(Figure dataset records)
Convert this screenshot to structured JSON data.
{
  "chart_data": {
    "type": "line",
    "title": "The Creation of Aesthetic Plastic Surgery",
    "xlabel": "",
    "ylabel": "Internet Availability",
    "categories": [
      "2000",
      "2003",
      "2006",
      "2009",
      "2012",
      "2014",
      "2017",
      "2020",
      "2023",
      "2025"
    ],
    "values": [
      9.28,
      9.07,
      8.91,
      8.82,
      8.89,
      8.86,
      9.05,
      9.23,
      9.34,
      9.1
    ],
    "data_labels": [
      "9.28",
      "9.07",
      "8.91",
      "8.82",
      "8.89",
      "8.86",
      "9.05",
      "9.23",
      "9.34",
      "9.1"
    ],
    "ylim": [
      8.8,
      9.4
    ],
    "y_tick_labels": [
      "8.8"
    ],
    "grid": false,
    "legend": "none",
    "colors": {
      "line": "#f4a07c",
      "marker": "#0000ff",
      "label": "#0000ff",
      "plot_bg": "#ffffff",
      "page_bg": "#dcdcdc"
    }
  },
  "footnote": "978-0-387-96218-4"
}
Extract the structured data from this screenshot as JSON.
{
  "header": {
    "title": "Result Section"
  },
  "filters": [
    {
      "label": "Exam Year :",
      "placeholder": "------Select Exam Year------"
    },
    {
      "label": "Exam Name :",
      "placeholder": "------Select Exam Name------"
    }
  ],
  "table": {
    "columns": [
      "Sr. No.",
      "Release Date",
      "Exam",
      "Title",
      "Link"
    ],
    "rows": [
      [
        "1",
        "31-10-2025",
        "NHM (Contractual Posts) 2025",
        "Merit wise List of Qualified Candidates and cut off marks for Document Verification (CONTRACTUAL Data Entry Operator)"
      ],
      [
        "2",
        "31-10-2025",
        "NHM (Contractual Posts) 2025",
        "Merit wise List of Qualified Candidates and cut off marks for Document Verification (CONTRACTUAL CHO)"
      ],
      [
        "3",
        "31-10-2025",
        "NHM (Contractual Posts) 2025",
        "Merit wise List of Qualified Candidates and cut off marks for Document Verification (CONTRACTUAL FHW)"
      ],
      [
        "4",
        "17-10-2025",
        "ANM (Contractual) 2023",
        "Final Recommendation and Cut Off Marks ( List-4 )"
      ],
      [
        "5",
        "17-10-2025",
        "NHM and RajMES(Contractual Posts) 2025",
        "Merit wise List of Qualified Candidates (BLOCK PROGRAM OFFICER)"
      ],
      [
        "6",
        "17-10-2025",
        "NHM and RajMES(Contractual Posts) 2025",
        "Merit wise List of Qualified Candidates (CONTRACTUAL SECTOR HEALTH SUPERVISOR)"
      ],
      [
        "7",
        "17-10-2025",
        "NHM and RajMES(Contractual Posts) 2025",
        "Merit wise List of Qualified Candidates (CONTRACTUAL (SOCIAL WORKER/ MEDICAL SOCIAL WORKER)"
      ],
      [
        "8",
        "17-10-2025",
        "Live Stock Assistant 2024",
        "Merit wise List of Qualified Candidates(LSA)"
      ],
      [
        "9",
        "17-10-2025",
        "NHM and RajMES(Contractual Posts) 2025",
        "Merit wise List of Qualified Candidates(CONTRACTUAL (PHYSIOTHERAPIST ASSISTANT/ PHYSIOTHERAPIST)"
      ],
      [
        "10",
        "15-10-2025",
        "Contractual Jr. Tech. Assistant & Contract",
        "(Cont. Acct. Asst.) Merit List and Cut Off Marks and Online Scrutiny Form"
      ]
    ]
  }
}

Instructions for the task >> Transcribe the entire listing above precisely.

Solved problem >>
Convert this screenshot to structured JSON data.
{
  "chart_data": {
    "type": "line",
    "title": "The Creation of Aesthetic Plastic Surgery",
    "xlabel": "",
    "ylabel": "Internet Availability",
    "categories": [
      "2000",
      "2003",
      "2006",
      "2009",
      "2012",
      "2014",
      "2017",
      "2020",
      "2023",
      "2025"
    ],
    "values": [
      9.28,
      9.07,
      8.91,
      8.82,
      8.89,
      8.86,
      9.05,
      9.23,
      9.34,
      9.1
    ],
    "data_labels": [
      "9.28",
      "9.07",
      "8.91",
      "8.82",
      "8.89",
      "8.86",
      "9.05",
      "9.23",
      "9.34",
      "9.1"
    ],
    "ylim": [
      8.8,
      9.4
    ],
    "y_tick_labels": [
      "8.8"
    ],
    "grid": false,
    "legend": "none",
    "colors": {
      "line": "#f4a07c",
      "marker": "#0000ff",
      "label": "#0000ff",
      "plot_bg": "#ffffff",
      "page_bg": "#dcdcdc"
    }
  },
  "footnote": "978-0-387-96218-4"
}
Extract the structured data from this screenshot as JSON.
{
  "header": {
    "title": "Result Section"
  },
  "filters": [
    {
      "label": "Exam Year :",
      "placeholder": "------Select Exam Year------"
    },
    {
      "label": "Exam Name :",
      "placeholder": "------Select Exam Name------"
    }
  ],
  "table": {
    "columns": [
      "Sr. No.",
      "Release Date",
      "Exam",
      "Title",
      "Link"
    ],
    "rows": [
      [
        "1",
        "31-10-2025",
        "NHM (Contractual Posts) 2025",
        "Merit wise List of Qualified Candidates and cut off marks for Document Verification (CONTRACTUAL Data Entry Operator)"
      ],
      [
        "2",
        "31-10-2025",
        "NHM (Contractual Posts) 2025",
        "Merit wise List of Qualified Candidates and cut off marks for Document Verification (CONTRACTUAL CHO)"
      ],
      [
        "3",
        "31-10-2025",
        "NHM (Contractual Posts) 2025",
        "Merit wise List of Qualified Candidates and cut off marks for Document Verification (CONTRACTUAL FHW)"
      ],
      [
        "4",
        "17-10-2025",
        "ANM (Contractual) 2023",
        "Final Recommendation and Cut Off Marks ( List-4 )"
      ],
      [
        "5",
        "17-10-2025",
        "NHM and RajMES(Contractual Posts) 2025",
        "Merit wise List of Qualified Candidates (BLOCK PROGRAM OFFICER)"
      ],
      [
        "6",
        "17-10-2025",
        "NHM and RajMES(Contractual Posts) 2025",
        "Merit wise List of Qualified Candidates (CONTRACTUAL SECTOR HEALTH SUPERVISOR)"
      ],
      [
        "7",
        "17-10-2025",
        "NHM and RajMES(Contractual Posts) 2025",
        "Merit wise List of Qualified Candidates (CONTRACTUAL (SOCIAL WORKER/ MEDICAL SOCIAL WORKER)"
      ],
      [
        "8",
        "17-10-2025",
        "Live Stock Assistant 2024",
        "Merit wise List of Qualified Candidates(LSA)"
      ],
      [
        "9",
        "17-10-2025",
        "NHM and RajMES(Contractual Posts) 2025",
        "Merit wise List of Qualified Candidates(CONTRACTUAL (PHYSIOTHERAPIST ASSISTANT/ PHYSIOTHERAPIST)"
      ],
      [
        "10",
        "15-10-2025",
        "Contractual Jr. Tech. Assistant & Contract",
        "(Cont. Acct. Asst.) Merit List and Cut Off Marks and Online Scrutiny Form"
      ]
    ]
  }
}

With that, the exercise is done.